(What the exercise asks)
Pull out every line in the entries below that contains the string "strip".
------------------------
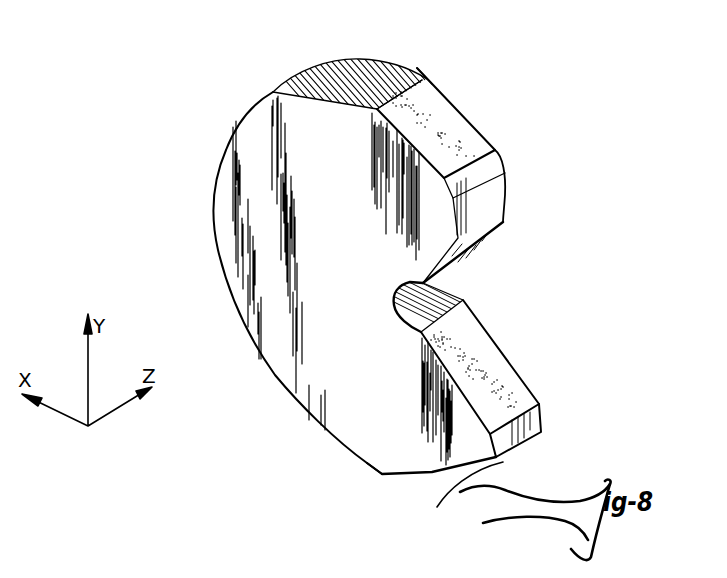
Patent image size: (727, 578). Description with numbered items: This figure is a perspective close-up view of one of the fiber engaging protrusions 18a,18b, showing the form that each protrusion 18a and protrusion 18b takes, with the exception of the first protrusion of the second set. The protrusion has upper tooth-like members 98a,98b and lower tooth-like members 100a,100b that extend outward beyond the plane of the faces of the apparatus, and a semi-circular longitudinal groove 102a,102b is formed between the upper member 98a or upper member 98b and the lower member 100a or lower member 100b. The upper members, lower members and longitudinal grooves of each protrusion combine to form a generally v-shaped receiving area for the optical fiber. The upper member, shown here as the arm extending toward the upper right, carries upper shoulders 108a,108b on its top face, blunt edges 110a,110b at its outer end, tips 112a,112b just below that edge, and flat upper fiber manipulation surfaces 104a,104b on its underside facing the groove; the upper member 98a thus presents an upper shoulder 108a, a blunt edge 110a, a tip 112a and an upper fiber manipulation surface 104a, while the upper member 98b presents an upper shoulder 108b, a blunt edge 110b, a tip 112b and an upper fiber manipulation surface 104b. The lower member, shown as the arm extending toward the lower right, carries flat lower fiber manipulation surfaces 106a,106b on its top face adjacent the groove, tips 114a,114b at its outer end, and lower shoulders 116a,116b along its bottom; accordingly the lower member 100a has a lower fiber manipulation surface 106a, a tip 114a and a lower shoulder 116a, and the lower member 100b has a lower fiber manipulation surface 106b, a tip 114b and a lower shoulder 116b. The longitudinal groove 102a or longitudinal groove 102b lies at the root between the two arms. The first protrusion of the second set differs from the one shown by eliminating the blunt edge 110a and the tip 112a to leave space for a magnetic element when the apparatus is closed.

The fiber engaging protrusions 18a,18b is at (394, 248).
The fiber engaging protrusion 18a is at (394, 248).
The fiber engaging protrusion 18b is at (443, 56).
The upper tooth-like members 98a,98b is at (485, 70).
The upper tooth-like member 98a is at (485, 70).
The upper tooth-like member 98b is at (437, 87).
The upper shoulders 108a,108b is at (501, 123).
The upper shoulder 108a is at (501, 123).
The upper shoulder 108b is at (455, 125).
The blunt edges 110a,110b is at (542, 186).
The blunt edge 110a is at (542, 186).
The blunt edge 110b is at (500, 161).
The tips 112a,112b is at (546, 224).
The tip 112a is at (546, 224).
The tip 112b is at (496, 202).
The upper fiber manipulation surfaces 104a,104b is at (540, 252).
The upper fiber manipulation surface 104a is at (540, 252).
The upper fiber manipulation surface 104b is at (480, 241).
The semi-circular longitudinal grooves 102a,102b is at (488, 302).
The semi-circular longitudinal groove 102a is at (488, 302).
The semi-circular longitudinal groove 102b is at (464, 300).
The lower fiber manipulation surfaces 106a,106b is at (561, 367).
The lower fiber manipulation surface 106a is at (561, 367).
The lower fiber manipulation surface 106b is at (514, 380).
The tips 114a,114b is at (590, 424).
The tip 114a is at (590, 424).
The tip 114b is at (533, 420).
The lower shoulders 116a,116b is at (390, 501).
The lower shoulder 116a is at (390, 501).
The lower shoulder 116b is at (412, 477).
The lower tooth-like members 100a,100b is at (311, 492).
The lower tooth-like member 100a is at (311, 492).
The lower tooth-like member 100b is at (377, 480).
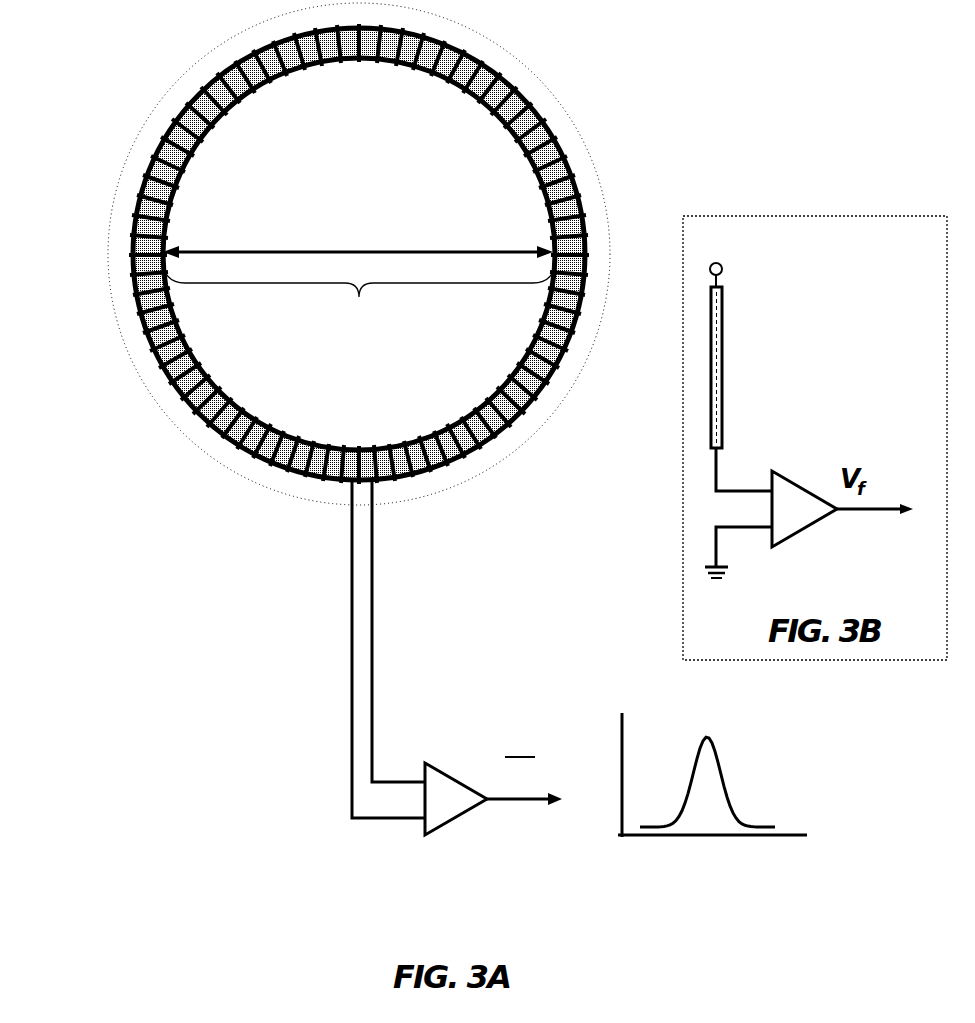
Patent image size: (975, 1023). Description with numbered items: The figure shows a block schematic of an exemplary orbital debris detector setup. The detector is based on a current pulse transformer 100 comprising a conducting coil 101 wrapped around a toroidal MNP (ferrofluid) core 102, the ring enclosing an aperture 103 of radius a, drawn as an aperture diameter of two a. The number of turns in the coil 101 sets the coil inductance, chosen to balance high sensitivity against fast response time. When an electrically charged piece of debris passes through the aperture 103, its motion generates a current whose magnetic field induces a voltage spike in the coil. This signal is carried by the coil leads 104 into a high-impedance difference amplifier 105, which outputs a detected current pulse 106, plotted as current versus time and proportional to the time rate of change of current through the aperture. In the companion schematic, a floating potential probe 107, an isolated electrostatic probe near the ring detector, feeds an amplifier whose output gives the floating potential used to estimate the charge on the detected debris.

In FIG. 3A, the current pulse transformer 100 is at (400, 254).
In FIG. 3A, the conducting coil 101 is at (313, 254).
In FIG. 3A, the MNP toroidal core 102 is at (193, 397).
In FIG. 3A, the aperture 103 is at (359, 276).
In FIG. 3A, the coil leads 104 is at (363, 648).
In FIG. 3A, the amplifier 105 is at (472, 811).
In FIG. 3A, the detected current pulse 106 is at (721, 791).
In FIG. 3B, the floating potential probe 107 is at (748, 332).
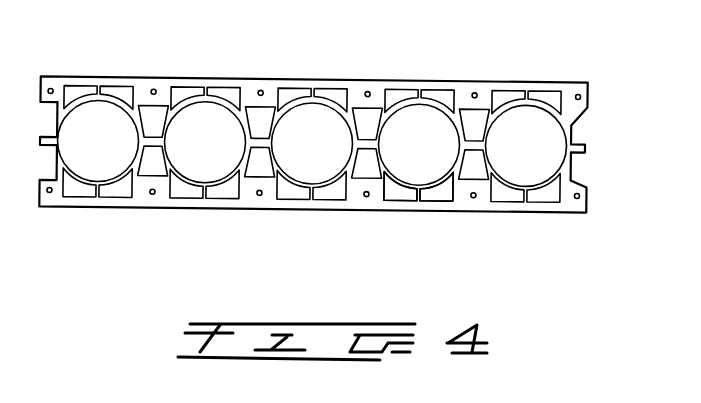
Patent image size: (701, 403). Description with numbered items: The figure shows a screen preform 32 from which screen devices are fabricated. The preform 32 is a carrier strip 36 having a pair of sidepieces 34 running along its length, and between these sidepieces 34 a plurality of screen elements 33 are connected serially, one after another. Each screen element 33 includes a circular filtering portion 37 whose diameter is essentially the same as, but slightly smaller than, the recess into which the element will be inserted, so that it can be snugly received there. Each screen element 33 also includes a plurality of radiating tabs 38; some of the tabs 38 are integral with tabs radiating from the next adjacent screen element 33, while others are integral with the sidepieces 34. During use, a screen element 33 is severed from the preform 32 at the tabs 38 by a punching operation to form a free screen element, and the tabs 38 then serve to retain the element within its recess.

The screen preform 32 is at (337, 143).
The screen element 33 is at (100, 172).
The sidepiece 34 is at (360, 80).
The carrier strip 36 is at (580, 218).
The circular filtering portion 37 is at (402, 189).
The radiating tab 38 is at (477, 150).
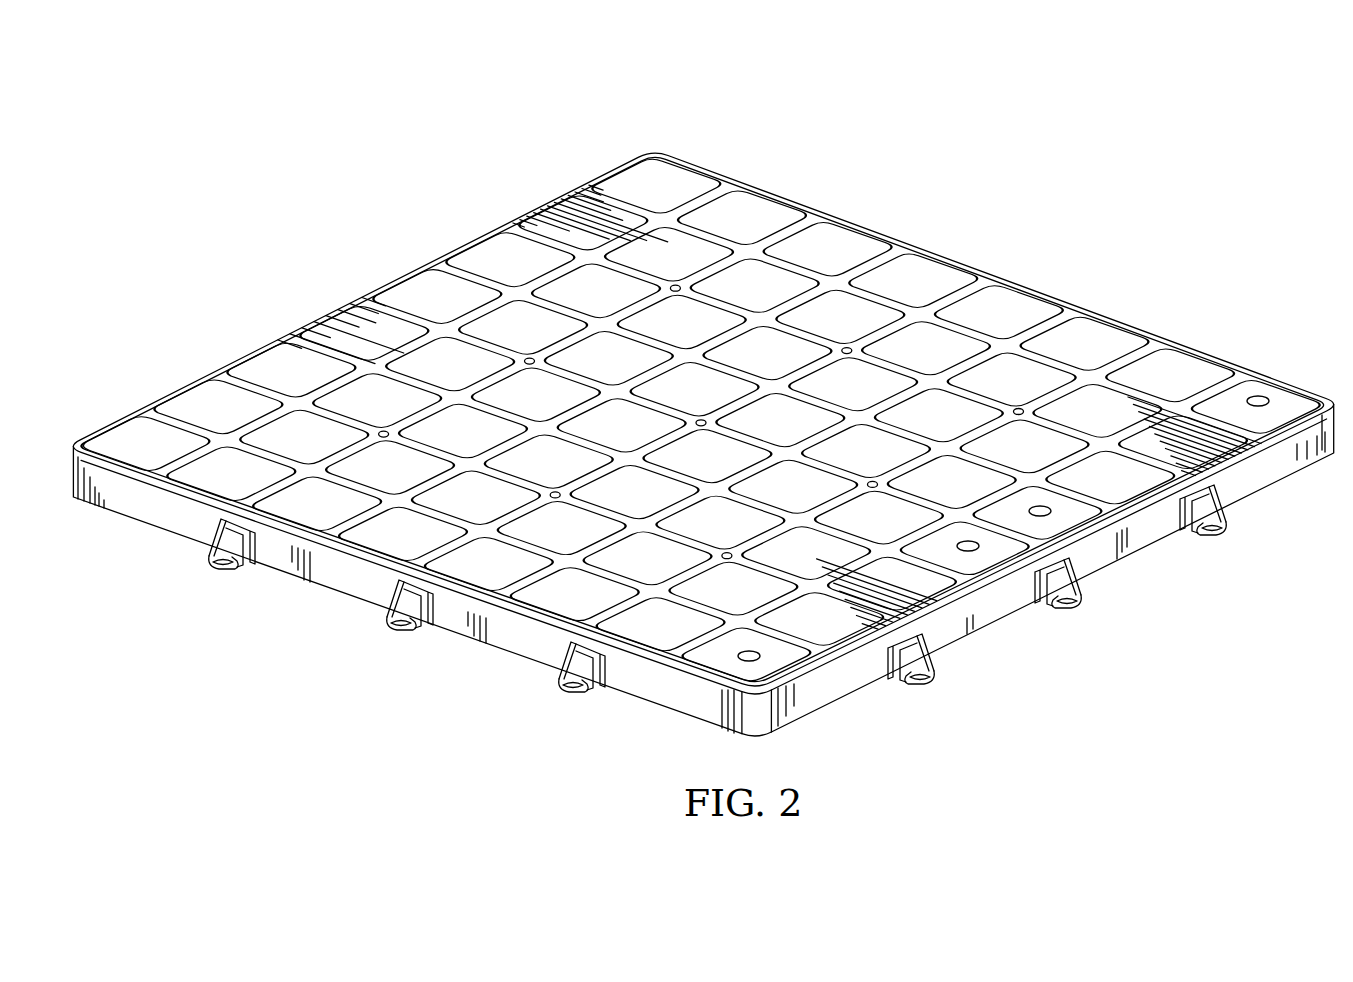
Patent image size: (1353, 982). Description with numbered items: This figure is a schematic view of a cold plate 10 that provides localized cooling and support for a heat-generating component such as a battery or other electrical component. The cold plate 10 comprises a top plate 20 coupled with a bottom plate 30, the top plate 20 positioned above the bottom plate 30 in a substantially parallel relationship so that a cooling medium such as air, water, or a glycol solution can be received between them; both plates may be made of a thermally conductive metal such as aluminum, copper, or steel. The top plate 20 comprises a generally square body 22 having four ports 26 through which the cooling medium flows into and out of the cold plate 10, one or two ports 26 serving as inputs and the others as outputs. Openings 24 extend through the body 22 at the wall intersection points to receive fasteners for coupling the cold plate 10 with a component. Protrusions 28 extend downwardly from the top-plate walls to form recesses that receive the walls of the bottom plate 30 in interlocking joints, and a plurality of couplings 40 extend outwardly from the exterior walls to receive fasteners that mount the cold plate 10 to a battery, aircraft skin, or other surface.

The cold plate 10 is at (703, 412).
The top plate 20 is at (703, 453).
The body 22 is at (765, 343).
The opening 24 is at (1019, 406).
The port 26 is at (1040, 505).
The protrusion 28 is at (1262, 396).
The bottom plate 30 is at (830, 713).
The coupling 40 is at (213, 568).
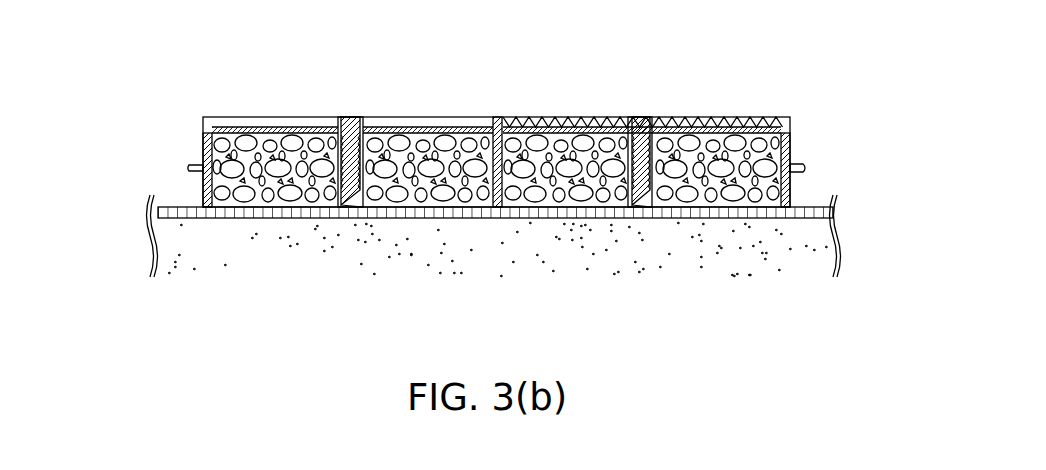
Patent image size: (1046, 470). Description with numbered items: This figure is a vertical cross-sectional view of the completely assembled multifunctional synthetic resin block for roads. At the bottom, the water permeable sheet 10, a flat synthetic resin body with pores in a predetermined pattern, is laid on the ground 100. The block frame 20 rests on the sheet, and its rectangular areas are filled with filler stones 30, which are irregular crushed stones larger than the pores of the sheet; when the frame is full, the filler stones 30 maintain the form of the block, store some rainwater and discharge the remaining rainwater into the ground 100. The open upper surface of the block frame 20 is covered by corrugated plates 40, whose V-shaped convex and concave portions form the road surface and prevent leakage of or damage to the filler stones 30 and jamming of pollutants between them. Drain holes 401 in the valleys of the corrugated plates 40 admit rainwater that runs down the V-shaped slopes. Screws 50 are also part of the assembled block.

The water permeable sheet 10 is at (407, 212).
The block frame 20 is at (792, 140).
The filler stones 30 is at (763, 117).
The corrugated plates 40 is at (715, 130).
The screws 50 is at (647, 117).
The drain holes 401 is at (503, 117).
The ground 100 is at (628, 243).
------------------------
(Final result)
Patent image size: (701, 403). Description with numbered items: The figure shows a screen preform 32 from which screen devices are fabricated. The preform 32 is a carrier strip 36 having a pair of sidepieces 34 running along its length, and between these sidepieces 34 a plurality of screen elements 33 are connected serially, one after another. Each screen element 33 includes a circular filtering portion 37 whose diameter is essentially the same as, but slightly smaller than, the recess into which the element will be inserted, so that it can be snugly received there. Each screen element 33 also includes a plurality of radiating tabs 38; some of the tabs 38 are integral with tabs radiating from the next adjacent screen element 33, while others are integral with the sidepieces 34. During use, a screen element 33 is severed from the preform 32 at the tabs 38 by a punching operation to form a free screen element, and the tabs 38 then serve to retain the element within its recess.
The carrier strip 36 is at (580, 218).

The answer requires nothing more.